* **THE PROBLEM**:
Comb through the entries for "them" and pull out each line that holds it.

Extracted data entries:
□ □ □
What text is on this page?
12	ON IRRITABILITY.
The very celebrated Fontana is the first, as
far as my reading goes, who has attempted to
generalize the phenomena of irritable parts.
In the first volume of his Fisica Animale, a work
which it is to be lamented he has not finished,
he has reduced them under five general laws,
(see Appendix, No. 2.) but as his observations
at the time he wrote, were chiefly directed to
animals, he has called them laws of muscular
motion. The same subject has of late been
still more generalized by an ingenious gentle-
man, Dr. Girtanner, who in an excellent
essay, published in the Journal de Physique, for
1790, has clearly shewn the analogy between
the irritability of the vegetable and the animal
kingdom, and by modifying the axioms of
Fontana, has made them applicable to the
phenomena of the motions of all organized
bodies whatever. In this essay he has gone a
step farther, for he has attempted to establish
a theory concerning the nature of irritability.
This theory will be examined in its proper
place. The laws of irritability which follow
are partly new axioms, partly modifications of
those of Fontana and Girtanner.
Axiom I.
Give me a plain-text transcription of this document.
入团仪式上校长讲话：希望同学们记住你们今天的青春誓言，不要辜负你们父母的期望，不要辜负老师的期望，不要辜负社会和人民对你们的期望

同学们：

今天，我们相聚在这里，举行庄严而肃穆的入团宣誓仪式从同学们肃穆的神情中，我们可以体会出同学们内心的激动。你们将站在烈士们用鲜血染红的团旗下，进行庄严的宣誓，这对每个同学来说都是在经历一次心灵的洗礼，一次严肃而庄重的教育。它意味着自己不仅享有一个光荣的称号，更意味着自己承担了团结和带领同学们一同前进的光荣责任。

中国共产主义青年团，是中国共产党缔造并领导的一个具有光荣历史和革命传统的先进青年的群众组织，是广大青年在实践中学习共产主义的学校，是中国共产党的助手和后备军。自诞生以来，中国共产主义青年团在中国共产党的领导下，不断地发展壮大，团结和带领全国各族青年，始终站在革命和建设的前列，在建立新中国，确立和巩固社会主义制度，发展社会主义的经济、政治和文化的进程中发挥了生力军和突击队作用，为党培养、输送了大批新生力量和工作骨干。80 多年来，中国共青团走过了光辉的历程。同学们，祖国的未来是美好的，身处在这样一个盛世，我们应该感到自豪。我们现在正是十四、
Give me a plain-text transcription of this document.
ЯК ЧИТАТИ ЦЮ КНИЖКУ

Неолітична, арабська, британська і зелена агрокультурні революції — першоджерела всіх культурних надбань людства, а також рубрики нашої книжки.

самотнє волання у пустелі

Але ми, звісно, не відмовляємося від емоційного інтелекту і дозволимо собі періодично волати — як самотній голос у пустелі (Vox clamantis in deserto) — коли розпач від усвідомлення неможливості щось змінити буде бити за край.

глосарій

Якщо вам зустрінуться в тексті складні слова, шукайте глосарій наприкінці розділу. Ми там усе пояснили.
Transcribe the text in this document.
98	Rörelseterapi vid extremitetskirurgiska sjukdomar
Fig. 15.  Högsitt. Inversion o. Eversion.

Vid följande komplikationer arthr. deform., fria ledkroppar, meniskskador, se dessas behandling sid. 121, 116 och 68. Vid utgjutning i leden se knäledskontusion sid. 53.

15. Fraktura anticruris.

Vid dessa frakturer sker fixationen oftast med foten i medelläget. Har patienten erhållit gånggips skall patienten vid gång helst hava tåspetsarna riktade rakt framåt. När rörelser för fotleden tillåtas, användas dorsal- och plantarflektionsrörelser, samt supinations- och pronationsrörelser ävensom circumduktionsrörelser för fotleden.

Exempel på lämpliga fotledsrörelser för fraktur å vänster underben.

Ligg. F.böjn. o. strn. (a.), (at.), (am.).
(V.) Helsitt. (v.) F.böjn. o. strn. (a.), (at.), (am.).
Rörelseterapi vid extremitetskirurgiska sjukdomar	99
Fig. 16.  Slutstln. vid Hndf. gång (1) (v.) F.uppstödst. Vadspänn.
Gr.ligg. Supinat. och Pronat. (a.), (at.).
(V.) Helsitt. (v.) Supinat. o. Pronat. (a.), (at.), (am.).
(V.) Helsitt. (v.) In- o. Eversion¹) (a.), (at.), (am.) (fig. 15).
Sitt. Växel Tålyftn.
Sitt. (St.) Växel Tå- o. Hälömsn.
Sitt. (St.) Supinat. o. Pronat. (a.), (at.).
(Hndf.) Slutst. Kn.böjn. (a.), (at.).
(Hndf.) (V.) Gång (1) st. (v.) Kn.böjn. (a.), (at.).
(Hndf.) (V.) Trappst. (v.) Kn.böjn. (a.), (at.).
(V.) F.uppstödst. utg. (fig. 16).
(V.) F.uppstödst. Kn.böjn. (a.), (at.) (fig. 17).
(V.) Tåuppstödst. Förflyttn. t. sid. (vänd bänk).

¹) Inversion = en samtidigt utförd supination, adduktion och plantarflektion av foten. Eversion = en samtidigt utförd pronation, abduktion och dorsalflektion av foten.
□ □ □
* **EXERCISE RESULT**:
he has reduced them under five general laws,
animals, he has called them laws of muscular
Fontana, has made them applicable to the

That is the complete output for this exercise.